• TASK PROMPT:
Collect each line holding the string "circle".

-- start of STORED DATA --

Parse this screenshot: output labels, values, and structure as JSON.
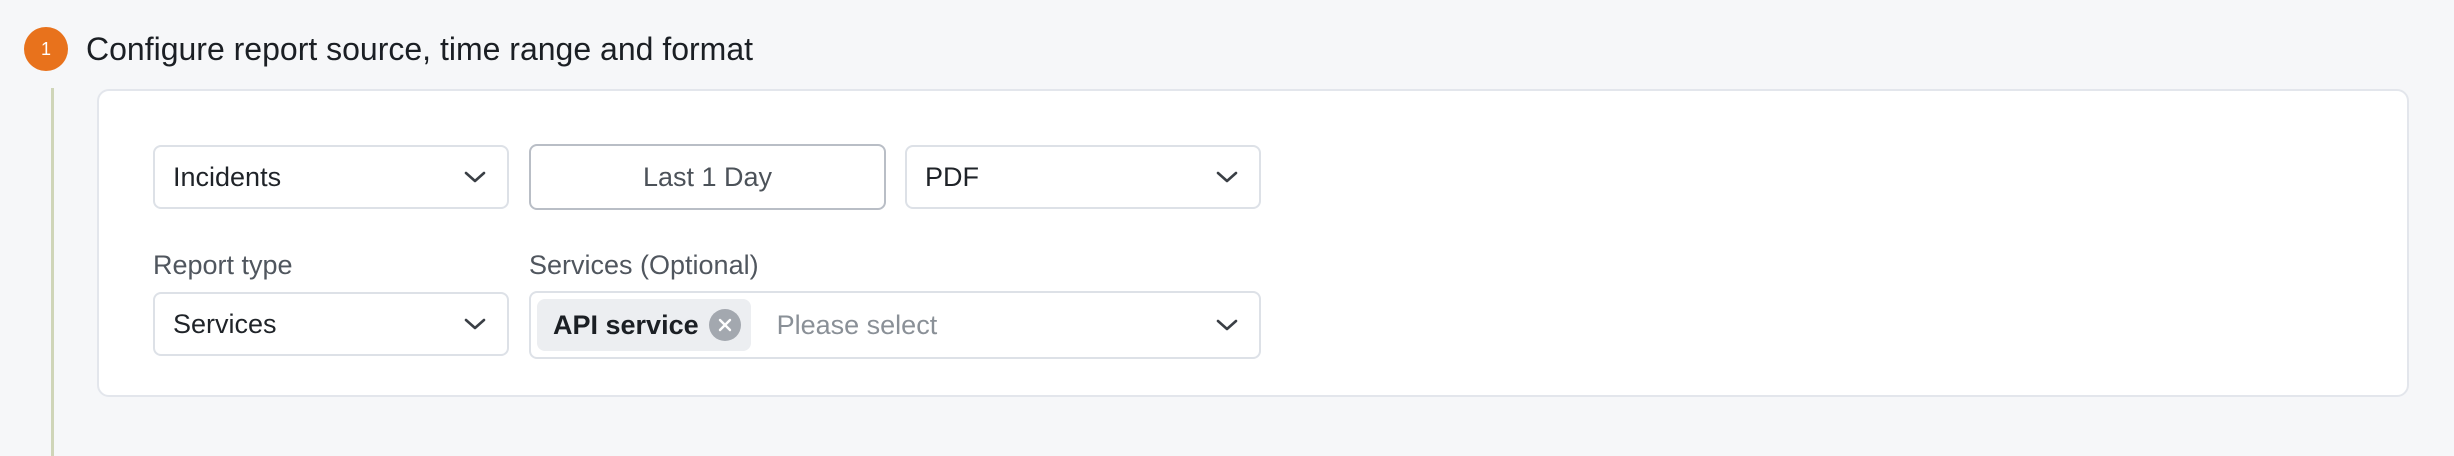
{
  "step": {
    "number": "1",
    "title": "Configure report source, time range and format",
    "badge_color": "#e8721c"
  },
  "controls": {
    "source": {
      "value": "Incidents",
      "icon": "chevron-down-icon"
    },
    "time_range": {
      "label": "Last 1 Day"
    },
    "format": {
      "value": "PDF",
      "icon": "chevron-down-icon"
    },
    "report_type": {
      "label": "Report type",
      "value": "Services",
      "icon": "chevron-down-icon"
    },
    "services": {
      "label": "Services (Optional)",
      "tags": [
        {
          "label": "API service",
          "icon": "close-circle-icon"
        }
      ],
      "placeholder": "Please select",
      "icon": "chevron-down-icon"
    }
  }
}
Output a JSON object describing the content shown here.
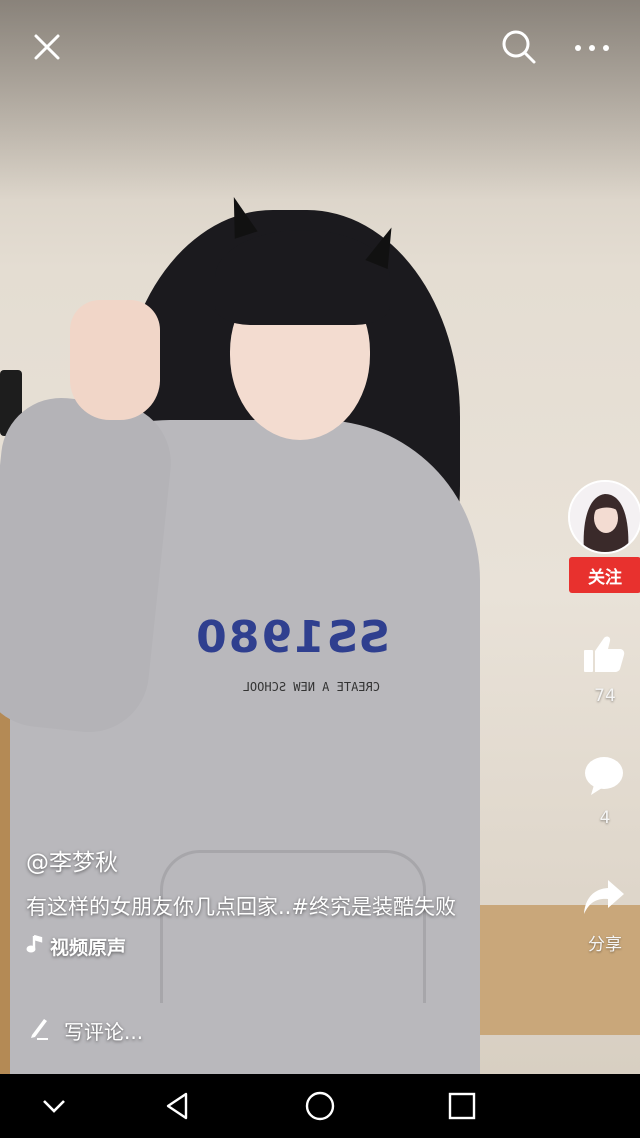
{
  "top_bar": {
    "close_icon": "close-icon",
    "search_icon": "search-icon",
    "more_icon": "more-options-icon"
  },
  "right_rail": {
    "follow_label": "关注",
    "like_count": "74",
    "comment_count": "4",
    "share_label": "分享",
    "accent_color": "#e8312e"
  },
  "caption": {
    "author": "@李梦秋",
    "description": "有这样的女朋友你几点回家..#终究是装酷失败",
    "music": "视频原声"
  },
  "comment_bar": {
    "placeholder": "写评论..."
  },
  "video": {
    "shirt_print": "SS1980",
    "shirt_print_sub": "CREATE A NEW SCHOOL"
  },
  "nav_bar": {
    "back_icon": "back-triangle-icon",
    "home_icon": "home-circle-icon",
    "recents_icon": "recents-square-icon",
    "collapse_icon": "chevron-down-icon"
  }
}
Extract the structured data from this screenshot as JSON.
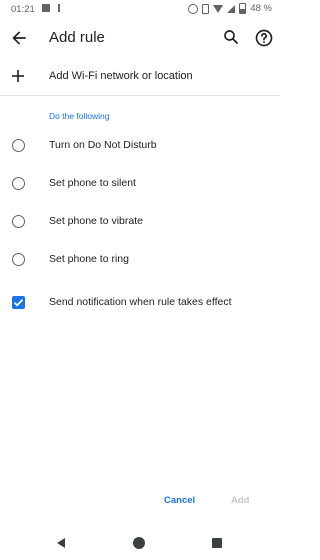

-- end of STORED DATA --

• FINAL ANSWER:
          "icon": "close-circle-icon"
    "home_icon": "home-circle-icon",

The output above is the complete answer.